The Florence Union wrote:(1)What is the common thought across the Transgender or LGBTQUA$BI community about swapping genders or making the change at a young age? For instance there is a seven year old girl in Texas who was a boy and became a girl at around age 6.
Personally, I think such a move is quite drastic and can lead to huge mistakes. 2)If I got my way when I was three, I would be a border collie right now. Or a girl. 3)Young people aren't mature enough to decide what course of action they want to take in their life. Such a well thought out move is only possible given the proper education and growing up. A kid at age 7 doesn't even have a proper grasp of morals, religion, politics and language, let alone gender or expression. Encouraging your kid to chop their balls off at age 6 is as bad (if not worse) then indoctrinating your kid into whatever religion and politic stand point you go by. 4)Such a move could lead to huge regrets later in life when you realize you have a hard on for girls and your no longer into barbie dolls and long hair.
But I digress.
I'm curios on thoughts from actual Trans people on this subject, and that's my bad if someone has already asked this question because it probably already has but I am too lazy to read back and search for it.
FAKE NEWS article about this kid and trannie bathrooms.
http://www.cnn.com/2017/08/03/health/tr ... index.html
Now, I'm only questioning, not verified trans, and make no claims to be an expert on the matter, but, here are a few little notes that might clarify this for you:
1) In a general sense, the general consensus among the LGBTQ community is usually somewhere along the lines of not doing anything irreversible, like your example of castration, until sometime near where most kids start puberty, the puberty of their physical sex usually only being suppressed, so it may continue normally in the event that there's a false flag. So that's the physical side of things. On an emotional and presentational level, however, the child in question is usually accepted within the range of what the parents or guardians feel is safe for their child, which mostly depends on whether the environment they're in has potential for major bullying/ostracisation over the child in question's transition from their assigned gender to the one they actually feel to be.

- ACTION ITEM A -
Reproduce the part of the forum discussion about young children changing gender that begins with "I'm curios on" and runs through "and trannie bathrooms.".
- ACTION ITEM B -
Continue the forum discussion about young children changing gender from its last sentence.

- DATASET RECORDS -
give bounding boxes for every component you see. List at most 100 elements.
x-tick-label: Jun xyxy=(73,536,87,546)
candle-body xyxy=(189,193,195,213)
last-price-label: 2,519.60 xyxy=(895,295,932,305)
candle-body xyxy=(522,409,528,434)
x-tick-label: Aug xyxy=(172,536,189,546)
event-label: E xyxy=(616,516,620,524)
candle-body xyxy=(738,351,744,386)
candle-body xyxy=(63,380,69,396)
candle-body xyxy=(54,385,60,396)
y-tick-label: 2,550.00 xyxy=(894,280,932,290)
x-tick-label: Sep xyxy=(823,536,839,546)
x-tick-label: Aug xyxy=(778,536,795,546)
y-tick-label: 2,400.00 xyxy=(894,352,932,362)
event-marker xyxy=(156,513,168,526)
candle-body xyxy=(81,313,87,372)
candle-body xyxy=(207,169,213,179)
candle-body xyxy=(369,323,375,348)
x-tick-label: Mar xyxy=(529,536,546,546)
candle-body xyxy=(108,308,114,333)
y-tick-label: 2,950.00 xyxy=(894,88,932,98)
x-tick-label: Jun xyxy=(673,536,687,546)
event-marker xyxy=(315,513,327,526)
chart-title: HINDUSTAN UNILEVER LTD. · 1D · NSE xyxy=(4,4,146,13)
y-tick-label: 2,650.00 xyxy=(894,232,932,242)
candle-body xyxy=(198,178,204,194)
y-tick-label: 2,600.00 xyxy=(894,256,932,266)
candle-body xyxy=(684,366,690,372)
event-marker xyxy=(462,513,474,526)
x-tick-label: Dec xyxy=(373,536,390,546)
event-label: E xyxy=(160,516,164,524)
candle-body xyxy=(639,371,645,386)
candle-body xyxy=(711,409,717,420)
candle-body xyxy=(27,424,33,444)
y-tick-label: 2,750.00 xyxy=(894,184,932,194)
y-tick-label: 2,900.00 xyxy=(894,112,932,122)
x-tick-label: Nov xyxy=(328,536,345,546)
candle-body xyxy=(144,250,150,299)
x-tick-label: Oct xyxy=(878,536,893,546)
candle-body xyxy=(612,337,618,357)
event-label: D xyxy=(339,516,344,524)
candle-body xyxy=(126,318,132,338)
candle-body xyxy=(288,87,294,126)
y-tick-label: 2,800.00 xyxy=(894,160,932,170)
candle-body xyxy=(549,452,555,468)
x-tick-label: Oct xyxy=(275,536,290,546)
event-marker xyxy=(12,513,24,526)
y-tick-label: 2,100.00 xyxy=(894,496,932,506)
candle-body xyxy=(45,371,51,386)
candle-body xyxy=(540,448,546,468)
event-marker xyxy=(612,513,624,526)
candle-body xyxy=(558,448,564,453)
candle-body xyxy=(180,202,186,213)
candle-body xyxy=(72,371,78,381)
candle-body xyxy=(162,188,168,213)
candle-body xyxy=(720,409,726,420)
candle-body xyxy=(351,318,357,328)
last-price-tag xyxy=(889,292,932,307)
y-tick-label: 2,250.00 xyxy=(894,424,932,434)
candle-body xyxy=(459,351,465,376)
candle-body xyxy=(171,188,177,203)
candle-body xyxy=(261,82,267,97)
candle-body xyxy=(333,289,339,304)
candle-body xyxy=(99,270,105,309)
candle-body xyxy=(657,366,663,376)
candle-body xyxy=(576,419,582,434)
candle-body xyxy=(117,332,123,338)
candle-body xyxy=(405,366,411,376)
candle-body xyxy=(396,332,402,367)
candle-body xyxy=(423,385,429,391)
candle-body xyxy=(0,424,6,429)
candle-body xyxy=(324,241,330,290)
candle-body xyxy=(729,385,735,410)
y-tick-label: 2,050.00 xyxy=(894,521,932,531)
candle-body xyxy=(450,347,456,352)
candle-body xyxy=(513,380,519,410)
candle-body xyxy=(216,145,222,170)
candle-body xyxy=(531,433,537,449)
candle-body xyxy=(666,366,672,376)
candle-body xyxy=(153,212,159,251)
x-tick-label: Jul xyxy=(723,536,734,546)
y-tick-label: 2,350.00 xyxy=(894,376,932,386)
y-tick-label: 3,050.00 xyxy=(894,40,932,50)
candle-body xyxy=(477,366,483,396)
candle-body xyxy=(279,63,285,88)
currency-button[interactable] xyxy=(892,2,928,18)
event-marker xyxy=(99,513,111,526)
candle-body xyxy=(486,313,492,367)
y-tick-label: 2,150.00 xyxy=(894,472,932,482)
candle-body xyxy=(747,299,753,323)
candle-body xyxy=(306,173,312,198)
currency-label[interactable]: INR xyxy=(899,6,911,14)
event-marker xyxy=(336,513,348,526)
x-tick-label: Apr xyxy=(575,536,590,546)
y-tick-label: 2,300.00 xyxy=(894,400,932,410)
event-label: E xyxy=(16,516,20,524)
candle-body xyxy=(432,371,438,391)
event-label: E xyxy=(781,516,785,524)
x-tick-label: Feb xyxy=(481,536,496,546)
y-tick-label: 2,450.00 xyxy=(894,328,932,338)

- ANSWER SECTION A -
I'm curios on thoughts from actual Trans people on this subject, and that's my bad if someone has already asked this question because it probably already has but I am too lazy to read back and search for it.
FAKE NEWS article about this kid and trannie bathrooms.

- ANSWER SECTION B -
2) That may be you, though this sort of thing isn't one and the same. Perhaps you as a three year old thought it might be fun to be a border collie, but I don't think you felt repulsed by the idea of being your assigned sex and gender based on your comment, so I understand your confusion.
3) Again, this actually is taken into account. Permenant physical changes are rarely, if ever, on the table for preteens, and teens are rarely given surgical options. The doctors who work with transgendered individuals are medical professionals, after all. They are by no means stupid.
4) This is what one might refer to as a common misconception. In the frankly uncommon cases where this happens, the individuals in question either had parents who overreacted to a child's rambling, notably different from a persistent insistence on something, or to people who took a hypothetical scenario too far. Again, I must stress that these situations are rare, as there is a fairly, sometimes almost excessively, complex system in place in most places that offer medical services for transgendered individuals that, if only for the fact of the pure beaurocratic nightmare it is, makes it so that transgender people are the only ones who will tolerate it to get what they need. I say need because, unlike in the scenario that you present, being transgender usually implies that the person in question no longer has desire to transition, but rather needs to transition to their preferred gender to continue to be able to live a healthy and happy life.
Now, the way I've described it, which I'm sure is a bit excessively complex, may make it sound as if being transgender is a mental disorder. Now this question is rather tricky. It is certainly not a mental disorder, but it doesn't quite fit right with physical disorders either, leaving it in a limbo. The best analogy is trying to fit the cylindrical piece of a child's play set into a square hole, the hole being the body and the piece being the brain. Sure it fits in the hole, but it doesn't quite look or feel right. It's simply that the two pieces don't match well.
Transferring(badum tiss) this into real life, it's a matter of a transgender person's mind not fitting right in their body as it is. So, when something doesn't fit right, we fix it. In the case of transgender people, transitioning is more or less what one might refer to as 'the cure'. I use quotations because referring to being transgender as an illness, as implied by cure, is a touchy subject.
Hope I could help shed a bit of convoluted light on the subject.